■ **SUPPLIED INFORMATION**:
'''
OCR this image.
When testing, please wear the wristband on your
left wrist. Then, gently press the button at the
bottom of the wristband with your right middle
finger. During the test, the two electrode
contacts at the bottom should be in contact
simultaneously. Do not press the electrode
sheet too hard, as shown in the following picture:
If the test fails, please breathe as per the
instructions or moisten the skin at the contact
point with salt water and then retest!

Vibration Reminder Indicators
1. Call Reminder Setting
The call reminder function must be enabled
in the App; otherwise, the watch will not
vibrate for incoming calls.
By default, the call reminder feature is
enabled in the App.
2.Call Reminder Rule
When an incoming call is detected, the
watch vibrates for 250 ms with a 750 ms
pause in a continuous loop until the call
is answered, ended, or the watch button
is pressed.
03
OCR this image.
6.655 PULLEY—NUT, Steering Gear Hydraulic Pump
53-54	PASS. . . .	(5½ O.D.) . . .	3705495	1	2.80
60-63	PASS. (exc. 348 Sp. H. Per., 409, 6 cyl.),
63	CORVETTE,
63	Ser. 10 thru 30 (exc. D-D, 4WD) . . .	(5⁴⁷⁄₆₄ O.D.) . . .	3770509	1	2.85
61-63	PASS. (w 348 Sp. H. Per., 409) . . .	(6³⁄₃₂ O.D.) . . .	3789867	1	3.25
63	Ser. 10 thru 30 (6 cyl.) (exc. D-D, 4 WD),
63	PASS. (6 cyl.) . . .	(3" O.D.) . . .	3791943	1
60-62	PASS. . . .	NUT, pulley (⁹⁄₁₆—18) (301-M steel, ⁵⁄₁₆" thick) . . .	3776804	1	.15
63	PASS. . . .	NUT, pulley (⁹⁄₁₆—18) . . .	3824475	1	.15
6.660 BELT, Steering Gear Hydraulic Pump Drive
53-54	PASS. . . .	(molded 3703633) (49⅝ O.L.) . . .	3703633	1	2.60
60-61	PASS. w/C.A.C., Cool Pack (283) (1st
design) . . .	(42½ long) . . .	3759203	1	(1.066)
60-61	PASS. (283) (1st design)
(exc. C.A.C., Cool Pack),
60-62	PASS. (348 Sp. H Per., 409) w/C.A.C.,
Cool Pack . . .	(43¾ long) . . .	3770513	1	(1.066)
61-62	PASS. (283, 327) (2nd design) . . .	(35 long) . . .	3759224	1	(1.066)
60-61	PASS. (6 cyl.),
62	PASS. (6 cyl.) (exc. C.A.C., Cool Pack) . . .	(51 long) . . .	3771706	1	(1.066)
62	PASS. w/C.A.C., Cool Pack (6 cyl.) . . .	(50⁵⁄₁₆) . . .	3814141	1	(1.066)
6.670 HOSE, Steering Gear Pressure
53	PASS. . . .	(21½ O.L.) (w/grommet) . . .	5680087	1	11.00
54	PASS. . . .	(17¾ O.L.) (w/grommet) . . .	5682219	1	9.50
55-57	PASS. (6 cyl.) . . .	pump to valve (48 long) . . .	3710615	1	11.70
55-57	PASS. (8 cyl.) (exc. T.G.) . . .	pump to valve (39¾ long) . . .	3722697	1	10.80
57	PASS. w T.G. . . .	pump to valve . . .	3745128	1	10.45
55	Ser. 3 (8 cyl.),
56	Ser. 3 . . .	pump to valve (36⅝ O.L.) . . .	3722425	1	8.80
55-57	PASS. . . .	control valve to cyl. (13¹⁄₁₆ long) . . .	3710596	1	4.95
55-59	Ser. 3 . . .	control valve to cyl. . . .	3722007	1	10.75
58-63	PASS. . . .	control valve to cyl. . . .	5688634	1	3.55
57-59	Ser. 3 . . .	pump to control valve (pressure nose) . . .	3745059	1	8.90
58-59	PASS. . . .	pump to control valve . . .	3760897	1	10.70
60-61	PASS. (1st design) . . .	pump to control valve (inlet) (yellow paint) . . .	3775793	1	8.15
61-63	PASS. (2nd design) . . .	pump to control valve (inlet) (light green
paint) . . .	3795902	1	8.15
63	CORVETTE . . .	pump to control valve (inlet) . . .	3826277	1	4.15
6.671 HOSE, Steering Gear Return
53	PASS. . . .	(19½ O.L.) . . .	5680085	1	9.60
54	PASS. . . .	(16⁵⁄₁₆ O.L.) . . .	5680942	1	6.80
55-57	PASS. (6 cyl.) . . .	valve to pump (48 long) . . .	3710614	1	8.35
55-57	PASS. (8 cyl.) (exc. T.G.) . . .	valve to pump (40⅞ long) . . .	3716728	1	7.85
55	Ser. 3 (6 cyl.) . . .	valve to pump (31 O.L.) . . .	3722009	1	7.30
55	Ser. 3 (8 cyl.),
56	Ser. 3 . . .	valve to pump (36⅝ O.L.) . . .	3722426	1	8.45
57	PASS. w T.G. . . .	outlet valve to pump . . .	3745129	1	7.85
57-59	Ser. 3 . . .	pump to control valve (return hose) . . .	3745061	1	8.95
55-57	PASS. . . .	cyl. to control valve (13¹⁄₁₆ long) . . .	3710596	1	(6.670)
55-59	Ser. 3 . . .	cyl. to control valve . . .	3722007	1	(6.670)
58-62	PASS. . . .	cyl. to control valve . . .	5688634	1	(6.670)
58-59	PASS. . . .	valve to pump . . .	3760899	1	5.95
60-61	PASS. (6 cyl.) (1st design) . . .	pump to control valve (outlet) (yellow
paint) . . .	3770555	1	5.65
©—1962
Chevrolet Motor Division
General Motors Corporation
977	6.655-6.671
'''
■ **GIVEN REQUEST**: Show the data once more, exactly as it was written.

■ **EXERCISE ANSWER**:
OCR this image.
When testing, please wear the wristband on your
left wrist. Then, gently press the button at the
bottom of the wristband with your right middle
finger. During the test, the two electrode
contacts at the bottom should be in contact
simultaneously. Do not press the electrode
sheet too hard, as shown in the following picture:
If the test fails, please breathe as per the
instructions or moisten the skin at the contact
point with salt water and then retest!

Vibration Reminder Indicators
1. Call Reminder Setting
The call reminder function must be enabled
in the App; otherwise, the watch will not
vibrate for incoming calls.
By default, the call reminder feature is
enabled in the App.
2.Call Reminder Rule
When an incoming call is detected, the
watch vibrates for 250 ms with a 750 ms
pause in a continuous loop until the call
is answered, ended, or the watch button
is pressed.
03
OCR this image.
6.655 PULLEY—NUT, Steering Gear Hydraulic Pump
53-54	PASS. . . .	(5½ O.D.) . . .	3705495	1	2.80
60-63	PASS. (exc. 348 Sp. H. Per., 409, 6 cyl.),
63	CORVETTE,
63	Ser. 10 thru 30 (exc. D-D, 4WD) . . .	(5⁴⁷⁄₆₄ O.D.) . . .	3770509	1	2.85
61-63	PASS. (w 348 Sp. H. Per., 409) . . .	(6³⁄₃₂ O.D.) . . .	3789867	1	3.25
63	Ser. 10 thru 30 (6 cyl.) (exc. D-D, 4 WD),
63	PASS. (6 cyl.) . . .	(3" O.D.) . . .	3791943	1
60-62	PASS. . . .	NUT, pulley (⁹⁄₁₆—18) (301-M steel, ⁵⁄₁₆" thick) . . .	3776804	1	.15
63	PASS. . . .	NUT, pulley (⁹⁄₁₆—18) . . .	3824475	1	.15
6.660 BELT, Steering Gear Hydraulic Pump Drive
53-54	PASS. . . .	(molded 3703633) (49⅝ O.L.) . . .	3703633	1	2.60
60-61	PASS. w/C.A.C., Cool Pack (283) (1st
design) . . .	(42½ long) . . .	3759203	1	(1.066)
60-61	PASS. (283) (1st design)
(exc. C.A.C., Cool Pack),
60-62	PASS. (348 Sp. H Per., 409) w/C.A.C.,
Cool Pack . . .	(43¾ long) . . .	3770513	1	(1.066)
61-62	PASS. (283, 327) (2nd design) . . .	(35 long) . . .	3759224	1	(1.066)
60-61	PASS. (6 cyl.),
62	PASS. (6 cyl.) (exc. C.A.C., Cool Pack) . . .	(51 long) . . .	3771706	1	(1.066)
62	PASS. w/C.A.C., Cool Pack (6 cyl.) . . .	(50⁵⁄₁₆) . . .	3814141	1	(1.066)
6.670 HOSE, Steering Gear Pressure
53	PASS. . . .	(21½ O.L.) (w/grommet) . . .	5680087	1	11.00
54	PASS. . . .	(17¾ O.L.) (w/grommet) . . .	5682219	1	9.50
55-57	PASS. (6 cyl.) . . .	pump to valve (48 long) . . .	3710615	1	11.70
55-57	PASS. (8 cyl.) (exc. T.G.) . . .	pump to valve (39¾ long) . . .	3722697	1	10.80
57	PASS. w T.G. . . .	pump to valve . . .	3745128	1	10.45
55	Ser. 3 (8 cyl.),
56	Ser. 3 . . .	pump to valve (36⅝ O.L.) . . .	3722425	1	8.80
55-57	PASS. . . .	control valve to cyl. (13¹⁄₁₆ long) . . .	3710596	1	4.95
55-59	Ser. 3 . . .	control valve to cyl. . . .	3722007	1	10.75
58-63	PASS. . . .	control valve to cyl. . . .	5688634	1	3.55
57-59	Ser. 3 . . .	pump to control valve (pressure nose) . . .	3745059	1	8.90
58-59	PASS. . . .	pump to control valve . . .	3760897	1	10.70
60-61	PASS. (1st design) . . .	pump to control valve (inlet) (yellow paint) . . .	3775793	1	8.15
61-63	PASS. (2nd design) . . .	pump to control valve (inlet) (light green
paint) . . .	3795902	1	8.15
63	CORVETTE . . .	pump to control valve (inlet) . . .	3826277	1	4.15
6.671 HOSE, Steering Gear Return
53	PASS. . . .	(19½ O.L.) . . .	5680085	1	9.60
54	PASS. . . .	(16⁵⁄₁₆ O.L.) . . .	5680942	1	6.80
55-57	PASS. (6 cyl.) . . .	valve to pump (48 long) . . .	3710614	1	8.35
55-57	PASS. (8 cyl.) (exc. T.G.) . . .	valve to pump (40⅞ long) . . .	3716728	1	7.85
55	Ser. 3 (6 cyl.) . . .	valve to pump (31 O.L.) . . .	3722009	1	7.30
55	Ser. 3 (8 cyl.),
56	Ser. 3 . . .	valve to pump (36⅝ O.L.) . . .	3722426	1	8.45
57	PASS. w T.G. . . .	outlet valve to pump . . .	3745129	1	7.85
57-59	Ser. 3 . . .	pump to control valve (return hose) . . .	3745061	1	8.95
55-57	PASS. . . .	cyl. to control valve (13¹⁄₁₆ long) . . .	3710596	1	(6.670)
55-59	Ser. 3 . . .	cyl. to control valve . . .	3722007	1	(6.670)
58-62	PASS. . . .	cyl. to control valve . . .	5688634	1	(6.670)
58-59	PASS. . . .	valve to pump . . .	3760899	1	5.95
60-61	PASS. (6 cyl.) (1st design) . . .	pump to control valve (outlet) (yellow
paint) . . .	3770555	1	5.65
©—1962
Chevrolet Motor Division
General Motors Corporation
977	6.655-6.671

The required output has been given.